▸ EXERCISE DIRECTIONS:
Pull every line holding the string "JSON" from the records below.

▸ RECORDS TO PROCESS:
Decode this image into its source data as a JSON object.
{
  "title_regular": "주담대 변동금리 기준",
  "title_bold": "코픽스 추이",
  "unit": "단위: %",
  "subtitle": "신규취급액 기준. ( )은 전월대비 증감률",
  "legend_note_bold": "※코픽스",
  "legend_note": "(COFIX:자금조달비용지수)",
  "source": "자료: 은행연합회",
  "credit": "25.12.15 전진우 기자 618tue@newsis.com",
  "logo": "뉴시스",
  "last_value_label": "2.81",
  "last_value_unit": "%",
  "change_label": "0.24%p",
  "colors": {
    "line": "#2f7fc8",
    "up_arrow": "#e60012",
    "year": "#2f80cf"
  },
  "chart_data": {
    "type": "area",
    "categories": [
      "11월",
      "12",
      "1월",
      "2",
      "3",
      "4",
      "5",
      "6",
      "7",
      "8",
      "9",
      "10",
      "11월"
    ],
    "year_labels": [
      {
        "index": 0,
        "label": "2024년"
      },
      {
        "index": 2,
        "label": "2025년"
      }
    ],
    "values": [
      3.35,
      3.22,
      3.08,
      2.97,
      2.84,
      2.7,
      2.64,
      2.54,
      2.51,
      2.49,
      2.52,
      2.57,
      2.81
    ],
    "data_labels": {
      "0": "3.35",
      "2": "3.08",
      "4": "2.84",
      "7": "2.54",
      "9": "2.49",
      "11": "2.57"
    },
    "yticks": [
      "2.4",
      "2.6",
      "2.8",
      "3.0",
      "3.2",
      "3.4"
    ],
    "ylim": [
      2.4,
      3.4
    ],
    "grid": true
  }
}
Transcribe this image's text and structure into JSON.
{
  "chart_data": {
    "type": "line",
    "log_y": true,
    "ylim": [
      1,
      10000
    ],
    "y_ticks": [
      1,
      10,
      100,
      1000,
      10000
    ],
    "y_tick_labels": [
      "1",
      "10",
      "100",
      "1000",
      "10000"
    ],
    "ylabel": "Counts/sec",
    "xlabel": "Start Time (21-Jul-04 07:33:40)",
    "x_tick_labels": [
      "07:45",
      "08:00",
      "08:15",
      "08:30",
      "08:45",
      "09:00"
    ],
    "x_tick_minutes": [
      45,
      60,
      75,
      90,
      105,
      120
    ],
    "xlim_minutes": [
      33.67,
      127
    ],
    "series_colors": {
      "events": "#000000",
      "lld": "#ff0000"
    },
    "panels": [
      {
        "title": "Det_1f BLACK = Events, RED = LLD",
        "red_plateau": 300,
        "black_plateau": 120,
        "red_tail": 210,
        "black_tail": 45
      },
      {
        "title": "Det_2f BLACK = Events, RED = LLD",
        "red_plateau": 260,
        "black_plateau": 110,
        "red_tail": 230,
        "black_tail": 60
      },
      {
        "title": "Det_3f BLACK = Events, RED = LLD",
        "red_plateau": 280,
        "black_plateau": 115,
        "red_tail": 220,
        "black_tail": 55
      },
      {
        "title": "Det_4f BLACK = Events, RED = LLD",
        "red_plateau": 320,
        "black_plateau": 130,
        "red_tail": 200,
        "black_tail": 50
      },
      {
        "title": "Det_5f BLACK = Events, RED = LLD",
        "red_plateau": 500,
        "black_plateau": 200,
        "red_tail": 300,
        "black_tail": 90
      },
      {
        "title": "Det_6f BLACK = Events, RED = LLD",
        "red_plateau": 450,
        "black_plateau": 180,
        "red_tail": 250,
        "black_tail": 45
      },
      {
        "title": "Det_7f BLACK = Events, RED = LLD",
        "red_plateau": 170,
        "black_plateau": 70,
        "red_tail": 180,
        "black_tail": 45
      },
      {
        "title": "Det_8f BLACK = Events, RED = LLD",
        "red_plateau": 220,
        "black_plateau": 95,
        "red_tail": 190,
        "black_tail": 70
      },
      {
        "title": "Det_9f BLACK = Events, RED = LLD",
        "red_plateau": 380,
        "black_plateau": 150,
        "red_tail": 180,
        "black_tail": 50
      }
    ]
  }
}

▸ TASK RESPONSE:
Decode this image into its source data as a JSON object.
Transcribe this image's text and structure into JSON.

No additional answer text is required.